> EXERCISE: Determine which lines contain the word "displacement", then copy those lines.
··· EXTRACTED DATA ···
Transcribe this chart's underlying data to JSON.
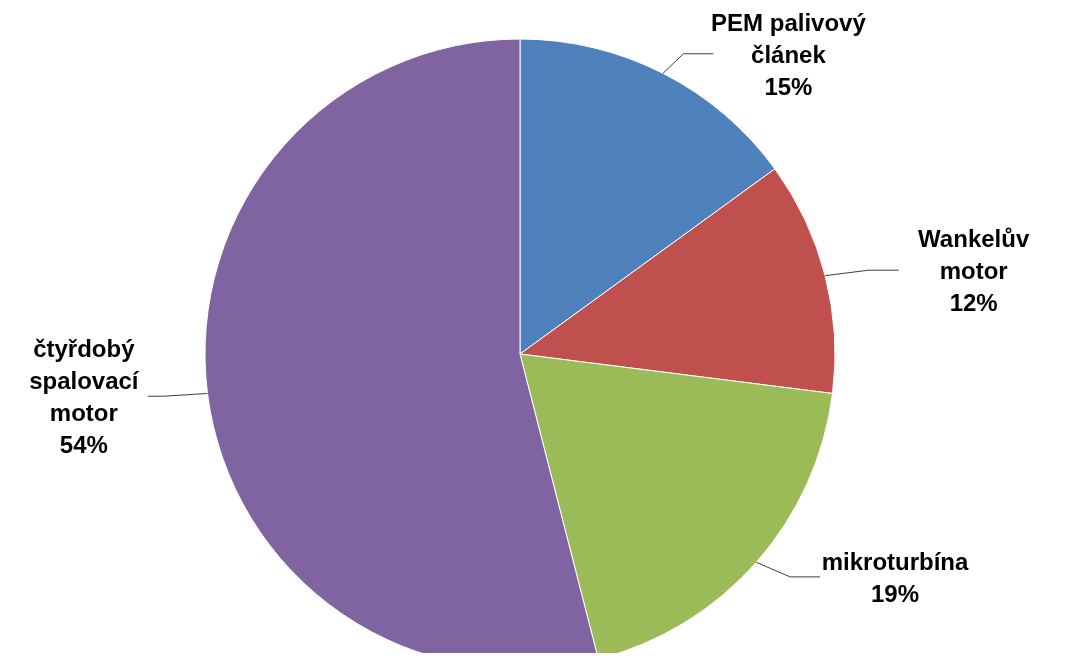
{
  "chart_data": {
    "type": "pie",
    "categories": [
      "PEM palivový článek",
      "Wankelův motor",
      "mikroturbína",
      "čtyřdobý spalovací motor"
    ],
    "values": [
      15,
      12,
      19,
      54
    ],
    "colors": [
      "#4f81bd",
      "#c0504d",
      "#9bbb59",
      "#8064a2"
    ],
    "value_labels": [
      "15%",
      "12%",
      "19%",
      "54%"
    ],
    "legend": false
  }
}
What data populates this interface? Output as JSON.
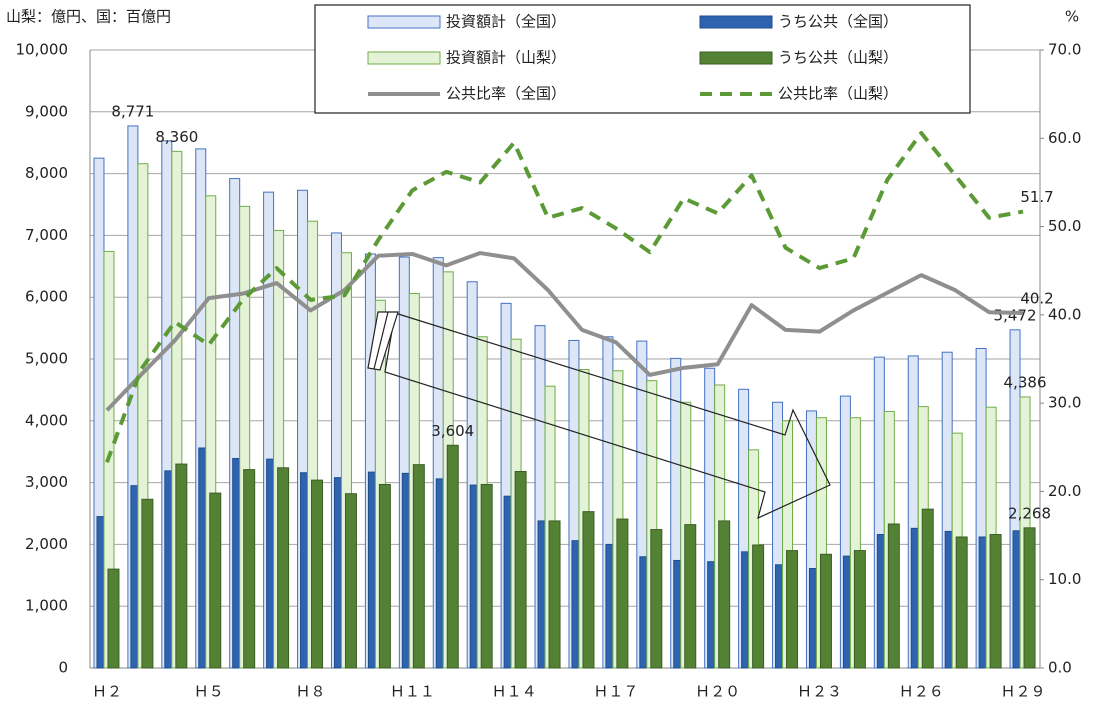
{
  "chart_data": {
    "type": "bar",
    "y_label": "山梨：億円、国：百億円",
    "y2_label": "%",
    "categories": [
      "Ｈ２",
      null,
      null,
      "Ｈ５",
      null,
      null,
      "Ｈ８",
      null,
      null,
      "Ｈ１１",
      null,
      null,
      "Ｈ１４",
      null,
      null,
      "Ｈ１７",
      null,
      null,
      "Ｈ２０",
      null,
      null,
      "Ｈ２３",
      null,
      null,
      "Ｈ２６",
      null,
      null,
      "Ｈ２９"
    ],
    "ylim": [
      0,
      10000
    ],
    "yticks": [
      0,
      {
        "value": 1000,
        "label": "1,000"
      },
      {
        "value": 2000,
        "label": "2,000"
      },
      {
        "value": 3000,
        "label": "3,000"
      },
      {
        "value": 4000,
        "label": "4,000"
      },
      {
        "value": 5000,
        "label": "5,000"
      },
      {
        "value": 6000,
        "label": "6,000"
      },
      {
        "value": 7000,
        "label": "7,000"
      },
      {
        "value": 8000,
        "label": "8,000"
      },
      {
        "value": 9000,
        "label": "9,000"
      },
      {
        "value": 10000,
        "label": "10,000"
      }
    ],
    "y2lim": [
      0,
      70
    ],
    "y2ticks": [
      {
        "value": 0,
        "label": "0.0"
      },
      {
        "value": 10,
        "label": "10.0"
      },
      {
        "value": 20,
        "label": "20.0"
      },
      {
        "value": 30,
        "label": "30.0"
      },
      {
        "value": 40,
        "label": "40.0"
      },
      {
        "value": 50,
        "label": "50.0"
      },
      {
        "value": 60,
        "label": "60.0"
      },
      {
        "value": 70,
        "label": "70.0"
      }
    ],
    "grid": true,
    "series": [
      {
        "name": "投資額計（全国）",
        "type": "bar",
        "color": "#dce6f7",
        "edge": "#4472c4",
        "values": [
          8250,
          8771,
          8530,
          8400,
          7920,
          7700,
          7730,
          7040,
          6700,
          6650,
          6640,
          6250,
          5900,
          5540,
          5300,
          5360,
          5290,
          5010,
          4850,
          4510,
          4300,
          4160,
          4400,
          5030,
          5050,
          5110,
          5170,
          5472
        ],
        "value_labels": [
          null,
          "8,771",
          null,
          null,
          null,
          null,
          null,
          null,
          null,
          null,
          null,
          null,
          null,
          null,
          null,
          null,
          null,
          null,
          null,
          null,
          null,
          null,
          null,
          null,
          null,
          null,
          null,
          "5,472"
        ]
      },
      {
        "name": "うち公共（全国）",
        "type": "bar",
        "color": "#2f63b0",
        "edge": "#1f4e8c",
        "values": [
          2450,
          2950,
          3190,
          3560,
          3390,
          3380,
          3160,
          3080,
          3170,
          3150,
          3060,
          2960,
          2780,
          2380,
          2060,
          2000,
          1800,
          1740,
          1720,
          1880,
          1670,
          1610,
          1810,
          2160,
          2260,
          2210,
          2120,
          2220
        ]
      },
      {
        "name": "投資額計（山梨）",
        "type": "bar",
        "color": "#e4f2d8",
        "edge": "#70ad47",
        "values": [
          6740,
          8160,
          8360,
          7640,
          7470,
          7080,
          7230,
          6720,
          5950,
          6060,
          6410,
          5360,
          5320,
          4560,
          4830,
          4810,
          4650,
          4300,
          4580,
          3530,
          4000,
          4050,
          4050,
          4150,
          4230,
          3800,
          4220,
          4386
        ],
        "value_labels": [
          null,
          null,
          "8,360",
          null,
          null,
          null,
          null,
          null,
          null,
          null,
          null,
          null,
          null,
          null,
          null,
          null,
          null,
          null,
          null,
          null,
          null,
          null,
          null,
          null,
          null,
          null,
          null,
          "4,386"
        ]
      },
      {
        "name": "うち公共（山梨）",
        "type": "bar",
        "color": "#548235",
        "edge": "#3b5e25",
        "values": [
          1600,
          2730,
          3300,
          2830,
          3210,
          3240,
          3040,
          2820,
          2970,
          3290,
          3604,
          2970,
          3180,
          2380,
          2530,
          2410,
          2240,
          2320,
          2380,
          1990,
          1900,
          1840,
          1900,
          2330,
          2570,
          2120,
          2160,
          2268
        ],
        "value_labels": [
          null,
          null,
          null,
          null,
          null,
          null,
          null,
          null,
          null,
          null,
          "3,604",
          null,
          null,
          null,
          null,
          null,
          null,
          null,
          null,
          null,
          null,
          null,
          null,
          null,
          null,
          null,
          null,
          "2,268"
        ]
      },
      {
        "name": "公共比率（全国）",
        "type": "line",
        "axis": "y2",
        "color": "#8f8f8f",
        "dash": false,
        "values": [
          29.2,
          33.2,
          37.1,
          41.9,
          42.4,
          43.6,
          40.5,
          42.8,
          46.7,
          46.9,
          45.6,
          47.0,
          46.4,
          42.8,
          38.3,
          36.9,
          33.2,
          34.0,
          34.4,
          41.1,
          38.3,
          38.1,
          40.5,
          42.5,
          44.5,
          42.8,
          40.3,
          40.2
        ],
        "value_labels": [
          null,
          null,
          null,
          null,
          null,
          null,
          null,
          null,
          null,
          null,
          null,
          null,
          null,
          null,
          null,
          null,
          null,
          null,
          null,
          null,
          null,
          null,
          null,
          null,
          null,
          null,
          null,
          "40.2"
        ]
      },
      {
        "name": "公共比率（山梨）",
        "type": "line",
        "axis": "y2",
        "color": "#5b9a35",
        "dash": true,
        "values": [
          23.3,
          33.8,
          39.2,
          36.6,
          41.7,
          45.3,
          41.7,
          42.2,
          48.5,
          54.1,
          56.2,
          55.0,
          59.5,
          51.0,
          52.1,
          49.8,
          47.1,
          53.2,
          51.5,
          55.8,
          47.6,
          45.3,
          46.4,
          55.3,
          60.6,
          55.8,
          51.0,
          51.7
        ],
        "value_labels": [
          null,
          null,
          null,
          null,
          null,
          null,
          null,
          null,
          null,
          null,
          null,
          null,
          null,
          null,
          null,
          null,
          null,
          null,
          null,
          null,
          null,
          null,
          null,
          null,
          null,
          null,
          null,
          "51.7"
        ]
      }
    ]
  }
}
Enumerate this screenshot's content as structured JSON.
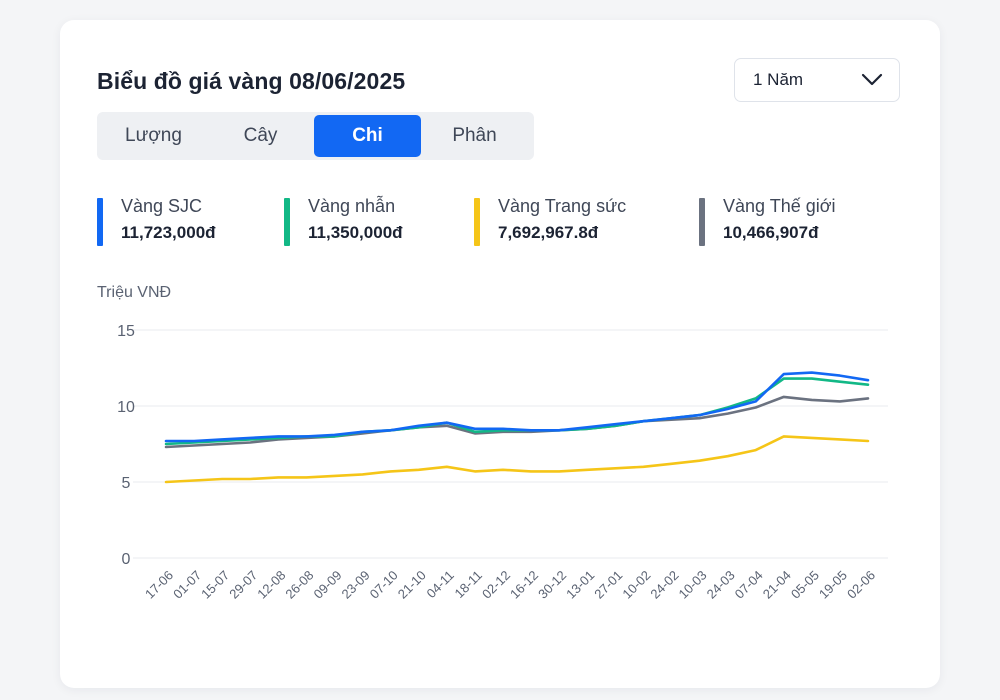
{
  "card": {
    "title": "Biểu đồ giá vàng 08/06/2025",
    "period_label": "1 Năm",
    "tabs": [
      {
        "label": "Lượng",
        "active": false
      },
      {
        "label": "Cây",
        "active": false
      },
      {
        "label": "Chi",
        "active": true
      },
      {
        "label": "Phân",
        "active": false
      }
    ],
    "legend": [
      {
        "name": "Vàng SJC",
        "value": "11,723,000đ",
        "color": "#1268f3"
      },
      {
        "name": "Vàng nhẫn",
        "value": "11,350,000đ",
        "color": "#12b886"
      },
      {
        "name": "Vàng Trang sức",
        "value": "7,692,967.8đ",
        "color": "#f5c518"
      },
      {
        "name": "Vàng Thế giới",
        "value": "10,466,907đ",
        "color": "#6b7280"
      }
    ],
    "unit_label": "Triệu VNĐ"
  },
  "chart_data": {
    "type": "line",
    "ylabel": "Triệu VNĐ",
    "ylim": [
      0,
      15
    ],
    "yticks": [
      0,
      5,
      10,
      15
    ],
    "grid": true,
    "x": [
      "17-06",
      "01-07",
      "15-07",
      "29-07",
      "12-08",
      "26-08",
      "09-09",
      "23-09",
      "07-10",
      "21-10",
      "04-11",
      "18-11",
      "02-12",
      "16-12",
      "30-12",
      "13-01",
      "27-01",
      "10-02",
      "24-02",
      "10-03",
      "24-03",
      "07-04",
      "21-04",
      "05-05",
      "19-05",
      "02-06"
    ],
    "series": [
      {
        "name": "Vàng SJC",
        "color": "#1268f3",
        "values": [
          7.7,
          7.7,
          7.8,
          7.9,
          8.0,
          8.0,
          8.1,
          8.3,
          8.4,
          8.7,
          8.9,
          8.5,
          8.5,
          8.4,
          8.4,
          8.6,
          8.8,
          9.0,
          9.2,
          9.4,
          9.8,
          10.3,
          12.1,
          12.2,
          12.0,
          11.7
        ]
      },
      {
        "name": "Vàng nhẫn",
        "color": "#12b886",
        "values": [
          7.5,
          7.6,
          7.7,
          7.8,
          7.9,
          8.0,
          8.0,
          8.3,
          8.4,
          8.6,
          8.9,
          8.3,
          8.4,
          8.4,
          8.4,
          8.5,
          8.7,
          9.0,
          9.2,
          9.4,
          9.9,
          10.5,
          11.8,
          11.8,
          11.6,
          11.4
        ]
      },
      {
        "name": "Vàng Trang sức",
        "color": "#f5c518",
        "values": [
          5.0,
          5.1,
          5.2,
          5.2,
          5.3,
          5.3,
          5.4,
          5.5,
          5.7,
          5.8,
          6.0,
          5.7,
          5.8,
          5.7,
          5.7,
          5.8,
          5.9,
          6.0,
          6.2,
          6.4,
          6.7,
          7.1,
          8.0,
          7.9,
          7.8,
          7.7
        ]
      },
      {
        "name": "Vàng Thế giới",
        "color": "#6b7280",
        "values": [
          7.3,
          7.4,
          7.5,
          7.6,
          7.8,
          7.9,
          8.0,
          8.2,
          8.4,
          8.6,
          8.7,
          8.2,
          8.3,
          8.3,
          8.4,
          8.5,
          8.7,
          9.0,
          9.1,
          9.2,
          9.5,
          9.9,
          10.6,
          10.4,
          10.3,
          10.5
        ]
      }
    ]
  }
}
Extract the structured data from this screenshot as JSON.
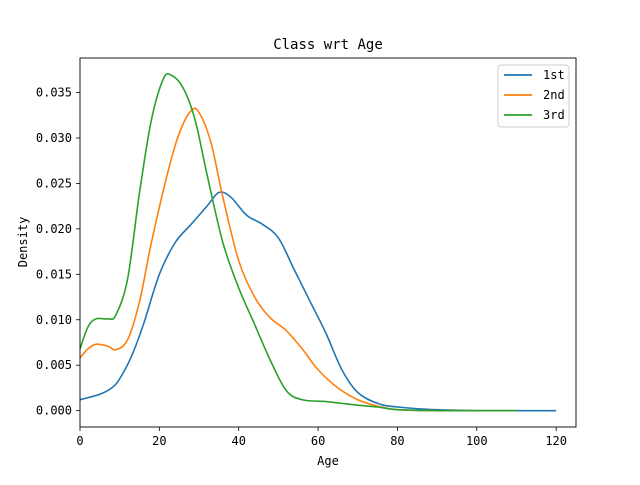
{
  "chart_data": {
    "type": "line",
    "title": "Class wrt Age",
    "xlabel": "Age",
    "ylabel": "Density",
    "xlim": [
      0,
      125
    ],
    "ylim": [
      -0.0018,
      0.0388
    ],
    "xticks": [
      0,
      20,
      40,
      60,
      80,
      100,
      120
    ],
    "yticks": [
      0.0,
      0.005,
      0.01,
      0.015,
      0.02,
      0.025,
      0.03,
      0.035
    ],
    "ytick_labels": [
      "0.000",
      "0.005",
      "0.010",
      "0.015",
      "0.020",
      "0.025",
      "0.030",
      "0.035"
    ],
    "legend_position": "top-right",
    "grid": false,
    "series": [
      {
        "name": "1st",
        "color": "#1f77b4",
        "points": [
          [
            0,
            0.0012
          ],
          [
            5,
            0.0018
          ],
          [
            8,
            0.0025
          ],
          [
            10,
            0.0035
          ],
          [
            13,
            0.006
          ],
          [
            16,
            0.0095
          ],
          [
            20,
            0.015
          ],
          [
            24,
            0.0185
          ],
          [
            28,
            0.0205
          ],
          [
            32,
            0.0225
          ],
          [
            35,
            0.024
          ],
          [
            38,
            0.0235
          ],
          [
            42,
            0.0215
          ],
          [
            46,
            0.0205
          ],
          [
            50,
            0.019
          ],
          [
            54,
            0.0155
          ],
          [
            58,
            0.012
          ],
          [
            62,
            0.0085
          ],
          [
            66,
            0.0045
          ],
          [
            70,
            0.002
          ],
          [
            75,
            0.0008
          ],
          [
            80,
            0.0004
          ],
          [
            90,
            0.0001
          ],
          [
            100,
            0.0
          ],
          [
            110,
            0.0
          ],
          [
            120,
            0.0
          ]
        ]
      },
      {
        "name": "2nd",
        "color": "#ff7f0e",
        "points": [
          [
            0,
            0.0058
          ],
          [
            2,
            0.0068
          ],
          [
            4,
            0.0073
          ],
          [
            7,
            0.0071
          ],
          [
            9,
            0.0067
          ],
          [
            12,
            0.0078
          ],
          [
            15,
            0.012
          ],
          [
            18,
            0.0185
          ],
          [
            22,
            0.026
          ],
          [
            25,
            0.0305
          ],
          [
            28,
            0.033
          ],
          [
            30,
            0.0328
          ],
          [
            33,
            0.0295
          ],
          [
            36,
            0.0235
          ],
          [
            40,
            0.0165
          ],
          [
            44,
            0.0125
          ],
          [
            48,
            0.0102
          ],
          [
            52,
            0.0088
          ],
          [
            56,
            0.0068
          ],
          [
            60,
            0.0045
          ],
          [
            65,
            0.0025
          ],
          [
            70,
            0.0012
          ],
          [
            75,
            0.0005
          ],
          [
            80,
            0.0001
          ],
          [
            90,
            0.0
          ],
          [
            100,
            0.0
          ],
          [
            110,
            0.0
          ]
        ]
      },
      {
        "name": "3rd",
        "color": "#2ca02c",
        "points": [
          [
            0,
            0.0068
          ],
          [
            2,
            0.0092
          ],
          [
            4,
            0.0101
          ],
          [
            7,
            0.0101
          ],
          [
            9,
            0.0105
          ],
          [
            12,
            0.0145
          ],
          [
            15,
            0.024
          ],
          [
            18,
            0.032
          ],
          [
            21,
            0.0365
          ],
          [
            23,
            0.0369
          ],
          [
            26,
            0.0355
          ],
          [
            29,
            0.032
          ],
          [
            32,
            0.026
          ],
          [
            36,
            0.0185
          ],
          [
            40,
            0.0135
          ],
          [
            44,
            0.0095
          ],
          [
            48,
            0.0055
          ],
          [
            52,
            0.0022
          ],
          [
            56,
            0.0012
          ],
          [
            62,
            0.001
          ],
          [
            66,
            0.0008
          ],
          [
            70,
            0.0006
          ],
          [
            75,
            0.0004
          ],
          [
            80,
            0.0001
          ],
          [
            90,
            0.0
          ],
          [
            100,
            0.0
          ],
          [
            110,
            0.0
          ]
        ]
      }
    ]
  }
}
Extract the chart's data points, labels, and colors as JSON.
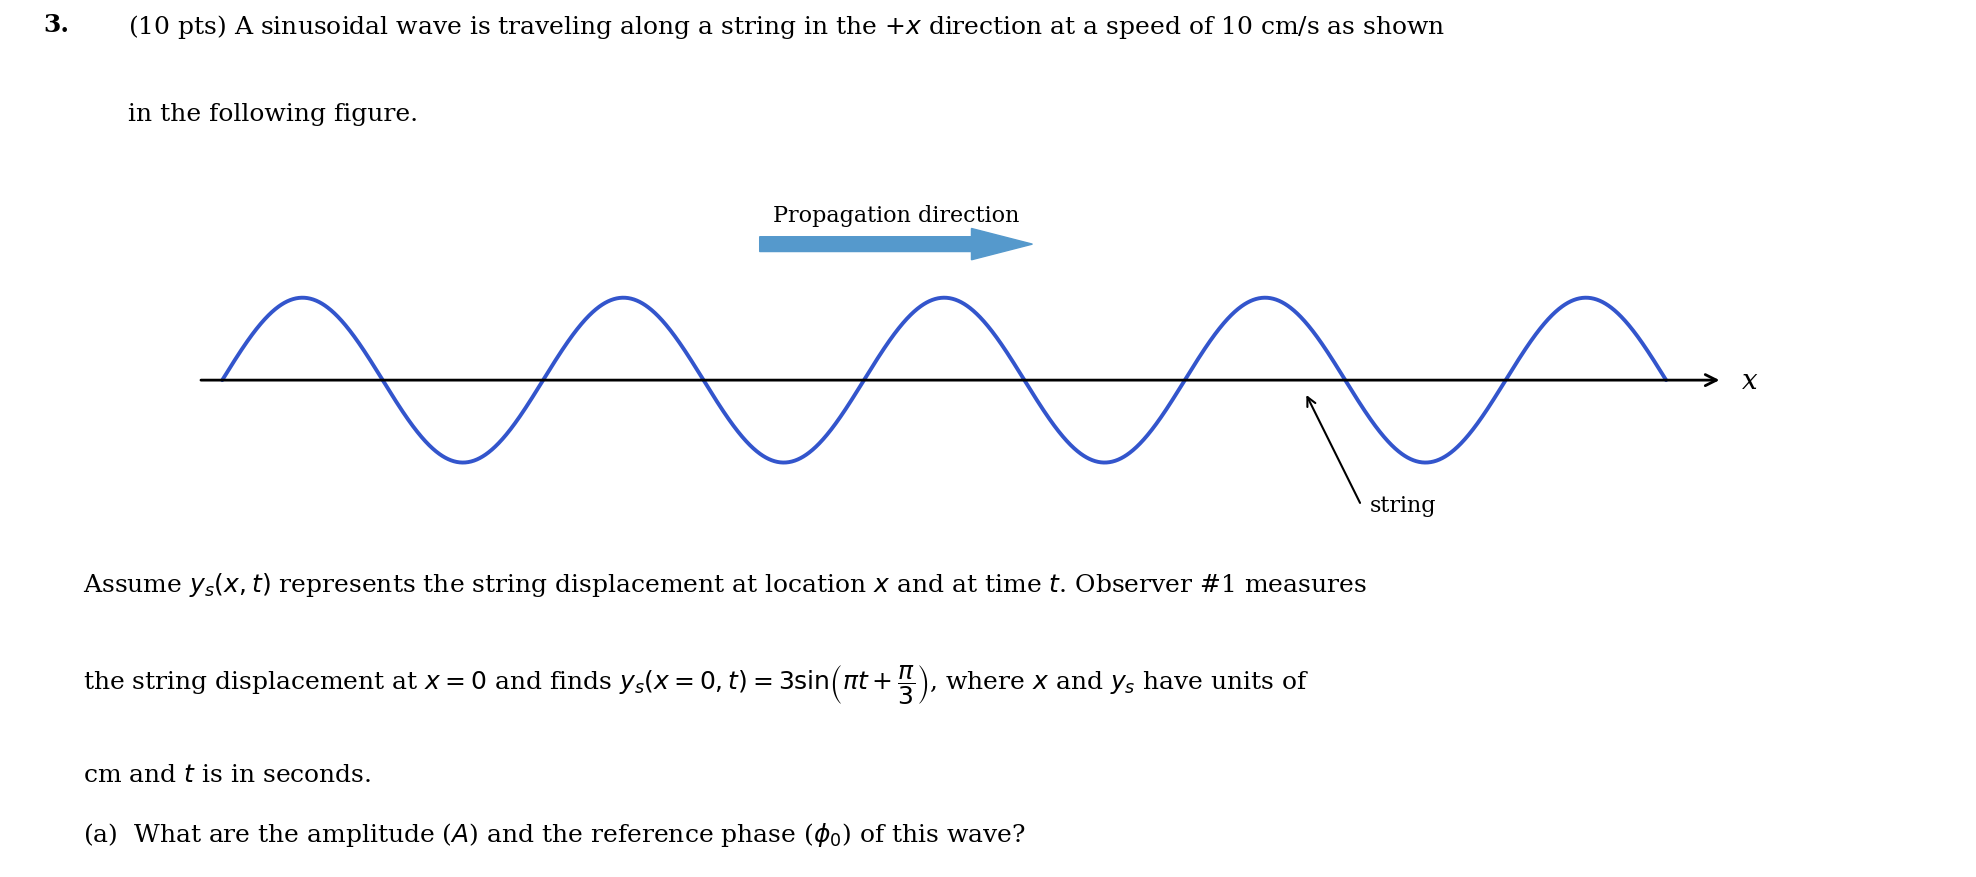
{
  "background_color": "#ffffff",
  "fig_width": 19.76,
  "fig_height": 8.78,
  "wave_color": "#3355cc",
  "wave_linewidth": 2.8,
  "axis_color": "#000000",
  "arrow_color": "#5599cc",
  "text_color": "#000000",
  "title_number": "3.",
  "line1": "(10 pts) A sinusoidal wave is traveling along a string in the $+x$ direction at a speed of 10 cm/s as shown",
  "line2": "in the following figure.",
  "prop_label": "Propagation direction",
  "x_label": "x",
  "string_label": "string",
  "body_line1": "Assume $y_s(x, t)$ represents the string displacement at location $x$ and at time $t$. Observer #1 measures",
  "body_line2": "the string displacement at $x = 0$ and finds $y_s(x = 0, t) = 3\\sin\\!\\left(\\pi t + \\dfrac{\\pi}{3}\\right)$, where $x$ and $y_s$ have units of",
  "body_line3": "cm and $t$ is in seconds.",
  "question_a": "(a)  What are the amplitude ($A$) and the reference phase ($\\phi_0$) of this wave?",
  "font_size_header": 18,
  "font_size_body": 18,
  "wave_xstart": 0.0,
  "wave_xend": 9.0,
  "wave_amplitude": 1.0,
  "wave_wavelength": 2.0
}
···
> OUTPUT FOR THIS EXERCISE:
  "body_line1": "Assume $y_s(x, t)$ represents the string displacement at location $x$ and at time $t$. Observer #1 measures",
  "body_line2": "the string displacement at $x = 0$ and finds $y_s(x = 0, t) = 3\\sin\\!\\left(\\pi t + \\dfrac{\\pi}{3}\\right)$, where $x$ and $y_s$ have units of",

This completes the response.